CONSIGNA DE TAREA:
¿Puedes continuar el texto del foro sobre cómo recuperar el valor de fábrica de OSCCAL en los PIC a partir de su última oración?

TEXTO PROPORCIONADO:
»»

Eso podria funcionar, pero ahora lo mejor de todo es que me esta dando este error:

no me deja exportar archivos nada, no se que fue lo que hice!!

Por los momentos tengo que dejar la oficina, pero seguire posteando los resultados

Gracias por la ayuda y tu tiempo en escribir y tratar de ayudarme, acepta la solicitud y te estare informando de los resultados.

Saludos


----------



## D@rkbytes (Mar 28, 2014)

El procedimiento para recuperar el valor de fábrica de OSCCAL es igual al que se trató por aquí: *Consulta de osccal del 12f629*

Solo que en los 12F508 se encuentra en la dirección 0x1FF y en el 12F509 en la dirección 0x3FF
También existe una locación reservada para un backup de los bits de OSCCAL: 12F508 = 0x204 y 12F509 = 0x404
El programador no borra esas direcciones, pero se pueden borrar por accidente.
Cuando eso sucede, se puede leer esa dirección y obtener el valor de fábrica el cual deberá ser escrito nuevamente en la última dirección de memoria RAM del PIC.

En los PIC12F6XX lo que se encuentra en la última dirección es un RETLW 0xXX
Dónde 0xXX es el valor de calibración para el registro OSCCAL.

««

MATERIAL EXTRAÍDO:

»»

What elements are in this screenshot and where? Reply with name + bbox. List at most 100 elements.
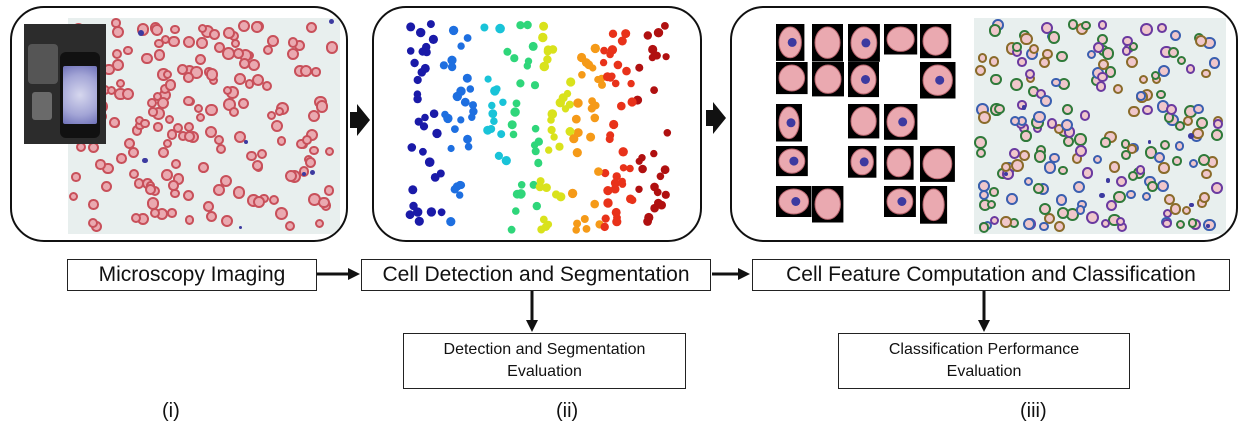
red-blood-cell <box>232 186 246 200</box>
detected-cell <box>648 44 658 55</box>
detected-cell <box>600 222 609 232</box>
detected-cell <box>626 194 635 204</box>
cell-patch <box>848 62 879 98</box>
red-blood-cell <box>988 24 1001 37</box>
stage-label-microscopy: Microscopy Imaging <box>98 263 286 286</box>
red-blood-cell <box>306 21 318 34</box>
cell-patch <box>920 146 955 182</box>
red-blood-cell <box>323 185 335 196</box>
detected-cell <box>501 156 511 166</box>
red-blood-cell <box>1187 218 1197 228</box>
detected-cell <box>653 188 662 197</box>
arrow-icon <box>350 104 370 136</box>
red-blood-cell <box>1162 219 1172 229</box>
red-blood-cell <box>1044 212 1056 224</box>
detected-cell <box>656 172 665 181</box>
red-blood-cell <box>124 138 136 150</box>
parasite-stain <box>138 30 145 37</box>
red-blood-cell <box>245 150 257 162</box>
red-blood-cell <box>1115 216 1126 227</box>
red-blood-cell <box>1169 203 1182 215</box>
red-blood-cell <box>1159 140 1170 151</box>
red-blood-cell <box>285 170 298 183</box>
detected-cell <box>618 147 628 157</box>
red-blood-cell <box>1201 69 1211 79</box>
red-blood-cell <box>88 199 99 210</box>
detected-cell <box>582 225 591 233</box>
detected-cell <box>603 186 613 196</box>
red-blood-cell <box>253 195 266 208</box>
detected-cell <box>653 28 664 38</box>
red-blood-cell <box>1047 31 1061 44</box>
detected-cell <box>603 72 612 82</box>
red-blood-cell <box>977 53 988 63</box>
detected-cell <box>563 89 572 98</box>
red-blood-cell <box>1046 118 1058 129</box>
stage-box-microscopy: Microscopy Imaging <box>67 259 317 291</box>
detected-cell <box>555 98 565 108</box>
cell-patch <box>776 24 805 61</box>
detected-cell <box>507 120 517 130</box>
detected-cell <box>407 143 417 152</box>
red-blood-cell <box>164 79 177 91</box>
detected-cell <box>499 98 507 107</box>
detected-cell <box>530 81 540 90</box>
detected-cell <box>543 47 552 56</box>
smartphone-on-microscope-icon <box>24 24 106 144</box>
red-blood-cell <box>1140 23 1153 37</box>
detected-cell <box>635 63 644 72</box>
panel-classification <box>730 6 1238 242</box>
red-blood-cell <box>1153 151 1166 164</box>
red-blood-cell <box>1020 130 1032 142</box>
red-blood-cell <box>100 180 112 192</box>
red-blood-cell <box>196 112 206 122</box>
cell-patch <box>884 24 918 55</box>
red-blood-cell <box>977 111 991 125</box>
detected-cell <box>663 129 672 137</box>
red-blood-cell <box>156 97 169 110</box>
red-blood-cell <box>1085 210 1099 224</box>
red-blood-cell <box>1199 192 1211 204</box>
parasite-stain <box>1021 105 1027 110</box>
arrow-icon <box>706 102 726 134</box>
stage-label-feature: Cell Feature Computation and Classificat… <box>786 263 1196 286</box>
detected-cell <box>457 116 465 124</box>
red-blood-cell <box>1049 152 1060 164</box>
detected-cell <box>447 55 457 65</box>
cell-patch <box>920 62 956 99</box>
detected-cell <box>539 21 549 31</box>
red-blood-cell <box>1165 104 1177 116</box>
red-blood-cell <box>986 199 997 210</box>
detected-cell <box>566 77 576 87</box>
red-blood-cell <box>1126 189 1136 200</box>
red-blood-cell <box>1210 128 1223 141</box>
detected-cell <box>421 113 429 122</box>
cell-patch <box>812 62 844 97</box>
red-blood-cell <box>170 24 181 35</box>
red-blood-cell <box>182 72 194 83</box>
arrow-icon <box>317 268 360 280</box>
cell-patch <box>812 24 843 62</box>
red-blood-cell <box>1092 154 1103 165</box>
red-blood-cell <box>299 64 313 78</box>
red-blood-cell <box>271 120 284 133</box>
detected-cell <box>612 172 621 181</box>
red-blood-cell <box>1136 165 1146 175</box>
detected-cell <box>571 114 581 124</box>
detected-cell <box>635 185 643 193</box>
red-blood-cell <box>1102 47 1115 60</box>
detected-cell <box>446 217 456 227</box>
detected-cell <box>542 183 551 193</box>
red-blood-cell <box>1022 217 1035 230</box>
detected-cell <box>580 215 589 223</box>
red-blood-cell <box>1039 203 1052 216</box>
red-blood-cell <box>301 134 313 146</box>
detected-cell <box>484 75 492 83</box>
detected-cell <box>413 75 422 85</box>
red-blood-cell <box>315 100 329 113</box>
red-blood-cell <box>140 118 150 129</box>
detected-cell <box>432 128 442 139</box>
detected-cell <box>424 157 435 167</box>
red-blood-cell <box>149 208 160 219</box>
red-blood-cell <box>308 109 321 122</box>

««

RESPUESTA AL PROBLEMA:
Al leer esa dirección se mira algo como esto 3430 (34 = RETLW y 30 el valor para OSCCAL)

En los PIC12F508/509 la lectura encontrada es un MOVLW 0xXX
Aquí se verá algo así por ejemplo: 0C30 (0C = MOVLW y 30 el valor para OSCCAL)

Dirección de Backup de OSCCAL en PIC12F508


Lectura de un PIC12F508 en la dirección 0x1FF


Esta herramienta que yo escribí puede recuperar un valor muy  cercano al valor de fábrica para OSCCAL
*OSCCAL Recovery Tool*

Sin embargo no escribí el programa para un PIC12F508, el cual adjunto aquí en este post.
Este programa funciona a través del puerto serial, pero también se puede hacer uso de un conversor de USB a puerto serial RS-232 como lo es el chip *FT232RL *

Conexión con FT232RL


Usando el programa para recuperar el valor de fábrica para el oscilador.


Así es como obtengo el valor de fábrica para OSCCAL y es el que se vuelve a escribir en la dirección 0x1FF

Nota: aquí se mira un RETLW ya que el programa fue escrito para los PIC12F6XX, pero lo que importa es el valor encontrado, en este caso la lectura correcta de en medio (48 = 0x30)

Suerte.​


----------



## papirrin (Mar 28, 2014)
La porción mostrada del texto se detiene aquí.